### RECORDS ###

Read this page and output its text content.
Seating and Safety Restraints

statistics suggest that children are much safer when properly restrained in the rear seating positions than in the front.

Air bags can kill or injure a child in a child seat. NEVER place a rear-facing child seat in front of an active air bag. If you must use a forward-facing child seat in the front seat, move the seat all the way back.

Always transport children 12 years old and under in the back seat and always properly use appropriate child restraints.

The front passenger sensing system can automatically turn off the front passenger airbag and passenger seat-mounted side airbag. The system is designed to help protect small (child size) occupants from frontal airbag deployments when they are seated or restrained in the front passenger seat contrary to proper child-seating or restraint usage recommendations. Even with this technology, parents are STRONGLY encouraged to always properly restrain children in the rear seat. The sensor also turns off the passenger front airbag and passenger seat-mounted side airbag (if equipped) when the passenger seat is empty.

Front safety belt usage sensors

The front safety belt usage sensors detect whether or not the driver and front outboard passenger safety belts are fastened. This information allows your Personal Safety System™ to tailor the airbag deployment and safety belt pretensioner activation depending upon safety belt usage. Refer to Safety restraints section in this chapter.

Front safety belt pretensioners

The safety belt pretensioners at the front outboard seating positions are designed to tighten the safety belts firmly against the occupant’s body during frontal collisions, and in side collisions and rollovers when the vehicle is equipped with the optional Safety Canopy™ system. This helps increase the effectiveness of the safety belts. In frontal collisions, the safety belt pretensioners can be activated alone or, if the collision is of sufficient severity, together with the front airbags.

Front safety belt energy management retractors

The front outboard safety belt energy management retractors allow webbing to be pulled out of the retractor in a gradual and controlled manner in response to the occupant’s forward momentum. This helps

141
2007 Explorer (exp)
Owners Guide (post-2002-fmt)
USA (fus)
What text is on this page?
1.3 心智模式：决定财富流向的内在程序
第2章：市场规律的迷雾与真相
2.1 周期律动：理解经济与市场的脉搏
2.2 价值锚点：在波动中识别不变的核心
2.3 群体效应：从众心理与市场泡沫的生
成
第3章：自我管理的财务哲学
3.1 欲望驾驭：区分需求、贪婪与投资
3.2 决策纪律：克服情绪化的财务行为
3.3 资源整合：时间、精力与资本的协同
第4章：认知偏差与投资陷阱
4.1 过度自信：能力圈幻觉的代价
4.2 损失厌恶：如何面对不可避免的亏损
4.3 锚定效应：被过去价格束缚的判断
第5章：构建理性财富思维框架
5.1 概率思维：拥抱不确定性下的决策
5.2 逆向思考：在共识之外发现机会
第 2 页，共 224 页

###

DIRECTIONS - Make an exact copy of the records.

CORRECT RESPONSE -
Read this page and output its text content.
Seating and Safety Restraints

statistics suggest that children are much safer when properly restrained in the rear seating positions than in the front.

Air bags can kill or injure a child in a child seat. NEVER place a rear-facing child seat in front of an active air bag. If you must use a forward-facing child seat in the front seat, move the seat all the way back.

Always transport children 12 years old and under in the back seat and always properly use appropriate child restraints.

The front passenger sensing system can automatically turn off the front passenger airbag and passenger seat-mounted side airbag. The system is designed to help protect small (child size) occupants from frontal airbag deployments when they are seated or restrained in the front passenger seat contrary to proper child-seating or restraint usage recommendations. Even with this technology, parents are STRONGLY encouraged to always properly restrain children in the rear seat. The sensor also turns off the passenger front airbag and passenger seat-mounted side airbag (if equipped) when the passenger seat is empty.

Front safety belt usage sensors

The front safety belt usage sensors detect whether or not the driver and front outboard passenger safety belts are fastened. This information allows your Personal Safety System™ to tailor the airbag deployment and safety belt pretensioner activation depending upon safety belt usage. Refer to Safety restraints section in this chapter.

Front safety belt pretensioners

The safety belt pretensioners at the front outboard seating positions are designed to tighten the safety belts firmly against the occupant’s body during frontal collisions, and in side collisions and rollovers when the vehicle is equipped with the optional Safety Canopy™ system. This helps increase the effectiveness of the safety belts. In frontal collisions, the safety belt pretensioners can be activated alone or, if the collision is of sufficient severity, together with the front airbags.

Front safety belt energy management retractors

The front outboard safety belt energy management retractors allow webbing to be pulled out of the retractor in a gradual and controlled manner in response to the occupant’s forward momentum. This helps

141
2007 Explorer (exp)
Owners Guide (post-2002-fmt)
USA (fus)
What text is on this page?
1.3 心智模式：决定财富流向的内在程序
第2章：市场规律的迷雾与真相
2.1 周期律动：理解经济与市场的脉搏
2.2 价值锚点：在波动中识别不变的核心
2.3 群体效应：从众心理与市场泡沫的生
成
第3章：自我管理的财务哲学
3.1 欲望驾驭：区分需求、贪婪与投资
3.2 决策纪律：克服情绪化的财务行为
3.3 资源整合：时间、精力与资本的协同
第4章：认知偏差与投资陷阱
4.1 过度自信：能力圈幻觉的代价
4.2 损失厌恶：如何面对不可避免的亏损
4.3 锚定效应：被过去价格束缚的判断
第5章：构建理性财富思维框架
5.1 概率思维：拥抱不确定性下的决策
5.2 逆向思考：在共识之外发现机会
第 2 页，共 224 页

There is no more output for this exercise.